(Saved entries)
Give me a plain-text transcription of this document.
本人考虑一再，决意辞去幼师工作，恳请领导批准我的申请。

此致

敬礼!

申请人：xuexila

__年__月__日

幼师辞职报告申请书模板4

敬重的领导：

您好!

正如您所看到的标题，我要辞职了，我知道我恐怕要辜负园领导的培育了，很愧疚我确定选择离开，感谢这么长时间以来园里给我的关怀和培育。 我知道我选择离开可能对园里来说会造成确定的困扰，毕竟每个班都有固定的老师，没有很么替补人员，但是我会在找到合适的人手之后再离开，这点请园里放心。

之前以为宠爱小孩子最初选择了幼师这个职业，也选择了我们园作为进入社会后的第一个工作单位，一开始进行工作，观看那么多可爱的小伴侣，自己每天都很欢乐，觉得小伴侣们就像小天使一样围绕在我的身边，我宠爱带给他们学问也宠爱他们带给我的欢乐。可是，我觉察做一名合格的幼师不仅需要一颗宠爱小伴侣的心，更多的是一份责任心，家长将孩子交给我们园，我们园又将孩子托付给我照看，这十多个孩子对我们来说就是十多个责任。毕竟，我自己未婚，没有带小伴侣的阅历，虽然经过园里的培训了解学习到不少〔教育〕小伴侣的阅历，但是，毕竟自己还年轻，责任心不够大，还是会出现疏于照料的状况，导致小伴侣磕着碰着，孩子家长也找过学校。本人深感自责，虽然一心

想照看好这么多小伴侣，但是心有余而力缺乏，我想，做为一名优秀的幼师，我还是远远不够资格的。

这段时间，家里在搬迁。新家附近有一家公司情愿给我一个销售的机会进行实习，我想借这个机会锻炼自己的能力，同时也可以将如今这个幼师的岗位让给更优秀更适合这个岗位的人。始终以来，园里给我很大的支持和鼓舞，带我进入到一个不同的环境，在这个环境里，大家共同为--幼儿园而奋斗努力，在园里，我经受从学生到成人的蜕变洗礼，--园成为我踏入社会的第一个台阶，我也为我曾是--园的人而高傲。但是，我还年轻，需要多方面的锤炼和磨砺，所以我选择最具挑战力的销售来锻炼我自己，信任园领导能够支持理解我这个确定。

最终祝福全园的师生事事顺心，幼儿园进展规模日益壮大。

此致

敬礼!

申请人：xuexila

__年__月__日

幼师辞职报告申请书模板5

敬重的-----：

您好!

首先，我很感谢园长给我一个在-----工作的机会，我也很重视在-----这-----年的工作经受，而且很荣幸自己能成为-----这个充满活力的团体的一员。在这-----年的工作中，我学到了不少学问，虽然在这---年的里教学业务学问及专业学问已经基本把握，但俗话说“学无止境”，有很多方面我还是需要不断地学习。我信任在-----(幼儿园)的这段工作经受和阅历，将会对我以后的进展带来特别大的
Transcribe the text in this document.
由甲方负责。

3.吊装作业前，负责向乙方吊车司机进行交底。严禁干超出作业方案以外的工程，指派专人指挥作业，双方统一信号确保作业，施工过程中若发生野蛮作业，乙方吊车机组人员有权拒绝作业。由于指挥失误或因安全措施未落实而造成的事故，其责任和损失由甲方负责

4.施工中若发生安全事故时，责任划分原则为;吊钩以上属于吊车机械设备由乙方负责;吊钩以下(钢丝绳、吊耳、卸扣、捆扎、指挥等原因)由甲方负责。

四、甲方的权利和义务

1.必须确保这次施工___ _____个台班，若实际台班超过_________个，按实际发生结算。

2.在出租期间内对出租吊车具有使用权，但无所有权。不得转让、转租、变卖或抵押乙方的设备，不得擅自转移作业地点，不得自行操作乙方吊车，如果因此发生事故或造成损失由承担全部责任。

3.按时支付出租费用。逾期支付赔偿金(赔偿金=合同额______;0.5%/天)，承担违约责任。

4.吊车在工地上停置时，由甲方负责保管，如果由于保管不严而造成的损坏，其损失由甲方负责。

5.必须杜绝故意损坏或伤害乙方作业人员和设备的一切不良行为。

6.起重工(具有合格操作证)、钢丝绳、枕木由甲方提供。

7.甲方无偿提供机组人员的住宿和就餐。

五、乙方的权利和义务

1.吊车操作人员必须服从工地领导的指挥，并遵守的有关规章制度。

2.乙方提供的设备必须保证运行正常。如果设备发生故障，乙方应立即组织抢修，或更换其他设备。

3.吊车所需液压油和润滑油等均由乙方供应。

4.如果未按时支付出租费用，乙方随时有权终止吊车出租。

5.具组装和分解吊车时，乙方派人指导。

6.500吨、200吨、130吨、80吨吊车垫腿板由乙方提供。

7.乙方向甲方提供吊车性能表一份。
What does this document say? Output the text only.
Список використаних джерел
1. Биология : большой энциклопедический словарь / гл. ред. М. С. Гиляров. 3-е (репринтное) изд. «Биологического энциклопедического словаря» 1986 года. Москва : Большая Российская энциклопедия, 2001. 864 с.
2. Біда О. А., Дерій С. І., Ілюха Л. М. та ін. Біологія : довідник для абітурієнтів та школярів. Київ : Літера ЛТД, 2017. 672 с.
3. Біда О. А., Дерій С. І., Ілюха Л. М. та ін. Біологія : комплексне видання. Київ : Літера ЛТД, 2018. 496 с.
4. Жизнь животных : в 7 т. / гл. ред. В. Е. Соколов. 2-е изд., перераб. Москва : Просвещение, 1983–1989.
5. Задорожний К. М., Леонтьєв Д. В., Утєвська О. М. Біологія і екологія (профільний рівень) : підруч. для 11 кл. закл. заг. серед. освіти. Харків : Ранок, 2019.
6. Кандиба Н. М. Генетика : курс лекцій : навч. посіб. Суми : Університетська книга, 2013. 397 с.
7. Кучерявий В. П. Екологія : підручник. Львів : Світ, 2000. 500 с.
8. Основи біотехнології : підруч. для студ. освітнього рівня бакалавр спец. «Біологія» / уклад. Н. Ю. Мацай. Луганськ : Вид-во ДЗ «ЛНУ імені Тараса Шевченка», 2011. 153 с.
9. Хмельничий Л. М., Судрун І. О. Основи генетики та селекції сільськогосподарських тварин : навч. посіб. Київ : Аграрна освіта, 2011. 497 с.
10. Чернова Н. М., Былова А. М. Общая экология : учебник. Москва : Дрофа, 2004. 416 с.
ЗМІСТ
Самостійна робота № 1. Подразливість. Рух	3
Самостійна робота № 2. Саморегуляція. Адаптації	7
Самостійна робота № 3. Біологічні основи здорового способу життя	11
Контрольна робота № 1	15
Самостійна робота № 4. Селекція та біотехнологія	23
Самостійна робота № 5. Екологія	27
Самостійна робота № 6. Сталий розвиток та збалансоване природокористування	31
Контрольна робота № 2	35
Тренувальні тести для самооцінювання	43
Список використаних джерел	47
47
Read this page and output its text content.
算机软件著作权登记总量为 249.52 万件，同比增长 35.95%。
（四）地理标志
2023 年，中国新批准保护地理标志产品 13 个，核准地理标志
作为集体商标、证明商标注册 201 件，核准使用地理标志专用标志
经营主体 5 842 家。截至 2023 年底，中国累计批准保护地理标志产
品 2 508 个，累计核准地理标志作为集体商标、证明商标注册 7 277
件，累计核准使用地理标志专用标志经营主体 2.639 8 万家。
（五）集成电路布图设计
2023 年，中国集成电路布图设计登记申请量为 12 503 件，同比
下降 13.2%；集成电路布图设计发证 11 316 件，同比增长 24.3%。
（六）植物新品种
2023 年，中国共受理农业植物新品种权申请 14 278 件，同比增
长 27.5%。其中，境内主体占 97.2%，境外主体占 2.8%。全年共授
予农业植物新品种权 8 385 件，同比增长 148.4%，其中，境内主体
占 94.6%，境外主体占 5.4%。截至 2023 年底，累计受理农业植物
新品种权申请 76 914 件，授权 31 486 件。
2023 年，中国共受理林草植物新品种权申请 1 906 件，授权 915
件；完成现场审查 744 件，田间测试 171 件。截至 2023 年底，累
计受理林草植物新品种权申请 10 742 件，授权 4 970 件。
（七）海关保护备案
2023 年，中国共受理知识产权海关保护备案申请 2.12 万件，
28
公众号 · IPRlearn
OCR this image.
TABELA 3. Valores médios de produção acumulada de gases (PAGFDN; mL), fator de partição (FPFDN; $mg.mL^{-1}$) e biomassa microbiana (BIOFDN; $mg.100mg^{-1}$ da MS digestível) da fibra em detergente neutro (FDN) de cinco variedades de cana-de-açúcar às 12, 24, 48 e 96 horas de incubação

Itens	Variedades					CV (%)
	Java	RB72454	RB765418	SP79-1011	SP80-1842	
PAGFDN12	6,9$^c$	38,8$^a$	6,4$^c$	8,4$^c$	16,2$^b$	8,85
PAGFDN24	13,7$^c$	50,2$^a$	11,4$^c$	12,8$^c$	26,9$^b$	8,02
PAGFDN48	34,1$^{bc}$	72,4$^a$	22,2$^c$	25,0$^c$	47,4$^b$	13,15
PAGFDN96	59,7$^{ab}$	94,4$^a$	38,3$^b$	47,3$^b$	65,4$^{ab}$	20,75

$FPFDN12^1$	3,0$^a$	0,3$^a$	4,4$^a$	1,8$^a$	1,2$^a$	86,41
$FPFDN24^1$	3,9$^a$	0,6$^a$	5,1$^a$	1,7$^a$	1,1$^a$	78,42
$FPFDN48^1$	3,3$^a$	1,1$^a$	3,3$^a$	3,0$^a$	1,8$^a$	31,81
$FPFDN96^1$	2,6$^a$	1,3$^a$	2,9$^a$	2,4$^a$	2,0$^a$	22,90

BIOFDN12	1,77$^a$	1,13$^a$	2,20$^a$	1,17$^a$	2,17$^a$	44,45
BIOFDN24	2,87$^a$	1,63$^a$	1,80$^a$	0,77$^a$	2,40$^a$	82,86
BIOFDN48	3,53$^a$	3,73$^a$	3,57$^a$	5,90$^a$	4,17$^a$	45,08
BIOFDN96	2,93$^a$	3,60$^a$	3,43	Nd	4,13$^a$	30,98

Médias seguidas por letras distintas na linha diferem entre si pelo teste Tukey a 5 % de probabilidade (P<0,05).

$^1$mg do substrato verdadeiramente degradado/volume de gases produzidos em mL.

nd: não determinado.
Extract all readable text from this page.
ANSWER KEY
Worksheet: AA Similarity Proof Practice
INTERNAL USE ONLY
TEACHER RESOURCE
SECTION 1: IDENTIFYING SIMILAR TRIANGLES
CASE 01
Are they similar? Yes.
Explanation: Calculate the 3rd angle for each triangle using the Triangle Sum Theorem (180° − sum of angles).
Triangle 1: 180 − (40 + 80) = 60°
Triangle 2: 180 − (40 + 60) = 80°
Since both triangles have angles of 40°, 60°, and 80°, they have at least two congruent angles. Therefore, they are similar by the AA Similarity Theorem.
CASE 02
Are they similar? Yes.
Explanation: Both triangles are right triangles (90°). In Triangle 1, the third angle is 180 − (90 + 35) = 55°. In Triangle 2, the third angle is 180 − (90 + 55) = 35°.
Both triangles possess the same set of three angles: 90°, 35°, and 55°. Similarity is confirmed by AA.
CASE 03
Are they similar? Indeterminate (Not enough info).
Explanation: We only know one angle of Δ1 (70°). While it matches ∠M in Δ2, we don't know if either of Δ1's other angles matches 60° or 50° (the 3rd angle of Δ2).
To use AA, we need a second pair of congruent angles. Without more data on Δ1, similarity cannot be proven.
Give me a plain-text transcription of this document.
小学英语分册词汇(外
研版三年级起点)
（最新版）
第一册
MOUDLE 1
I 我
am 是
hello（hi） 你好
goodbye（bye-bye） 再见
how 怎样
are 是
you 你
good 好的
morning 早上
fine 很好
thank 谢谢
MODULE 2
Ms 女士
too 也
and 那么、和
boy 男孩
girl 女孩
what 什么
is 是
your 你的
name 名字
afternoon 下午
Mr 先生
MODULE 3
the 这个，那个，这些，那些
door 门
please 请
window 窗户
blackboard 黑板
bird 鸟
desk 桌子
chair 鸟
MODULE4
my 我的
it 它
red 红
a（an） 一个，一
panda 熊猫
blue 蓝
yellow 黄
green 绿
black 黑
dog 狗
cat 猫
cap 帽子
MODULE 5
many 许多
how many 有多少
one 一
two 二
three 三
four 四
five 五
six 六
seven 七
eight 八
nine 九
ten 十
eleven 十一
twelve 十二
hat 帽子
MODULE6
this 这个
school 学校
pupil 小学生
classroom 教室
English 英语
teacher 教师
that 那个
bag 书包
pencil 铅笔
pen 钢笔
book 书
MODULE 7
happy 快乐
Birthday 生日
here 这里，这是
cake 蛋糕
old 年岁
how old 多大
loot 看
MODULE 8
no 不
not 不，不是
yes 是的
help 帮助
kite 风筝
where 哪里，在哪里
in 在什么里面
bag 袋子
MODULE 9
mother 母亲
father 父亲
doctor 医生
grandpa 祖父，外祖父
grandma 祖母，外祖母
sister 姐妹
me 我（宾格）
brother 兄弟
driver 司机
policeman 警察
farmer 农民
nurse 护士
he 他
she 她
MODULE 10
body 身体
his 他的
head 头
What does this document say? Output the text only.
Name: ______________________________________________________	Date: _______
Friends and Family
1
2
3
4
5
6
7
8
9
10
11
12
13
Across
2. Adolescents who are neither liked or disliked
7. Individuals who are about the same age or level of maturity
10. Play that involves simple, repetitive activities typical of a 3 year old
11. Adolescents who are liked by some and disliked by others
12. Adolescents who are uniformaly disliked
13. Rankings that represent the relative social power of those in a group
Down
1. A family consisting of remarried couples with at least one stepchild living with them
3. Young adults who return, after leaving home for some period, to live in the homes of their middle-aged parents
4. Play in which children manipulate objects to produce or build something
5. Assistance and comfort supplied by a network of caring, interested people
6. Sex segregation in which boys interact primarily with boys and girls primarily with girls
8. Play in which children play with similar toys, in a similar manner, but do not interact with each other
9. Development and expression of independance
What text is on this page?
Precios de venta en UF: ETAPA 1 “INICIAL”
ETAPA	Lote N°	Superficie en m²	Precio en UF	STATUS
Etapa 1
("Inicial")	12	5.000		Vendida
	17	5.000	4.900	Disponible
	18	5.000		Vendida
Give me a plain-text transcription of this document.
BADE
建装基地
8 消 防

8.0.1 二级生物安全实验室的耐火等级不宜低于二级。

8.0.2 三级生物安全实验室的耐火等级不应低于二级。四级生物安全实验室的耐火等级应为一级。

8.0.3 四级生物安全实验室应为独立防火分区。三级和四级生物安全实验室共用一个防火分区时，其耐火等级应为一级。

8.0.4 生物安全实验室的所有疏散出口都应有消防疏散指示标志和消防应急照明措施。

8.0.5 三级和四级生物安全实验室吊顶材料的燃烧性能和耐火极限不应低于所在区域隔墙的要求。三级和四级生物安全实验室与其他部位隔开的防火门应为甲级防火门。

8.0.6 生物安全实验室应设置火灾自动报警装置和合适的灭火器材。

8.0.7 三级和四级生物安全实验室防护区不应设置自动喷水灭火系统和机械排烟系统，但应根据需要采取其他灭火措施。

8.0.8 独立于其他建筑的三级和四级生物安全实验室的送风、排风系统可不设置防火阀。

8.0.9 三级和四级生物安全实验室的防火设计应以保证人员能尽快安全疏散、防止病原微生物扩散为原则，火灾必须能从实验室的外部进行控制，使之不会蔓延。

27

Short problem: Find how many lines in the material hold the word "page" and state that number alone.

The output: 3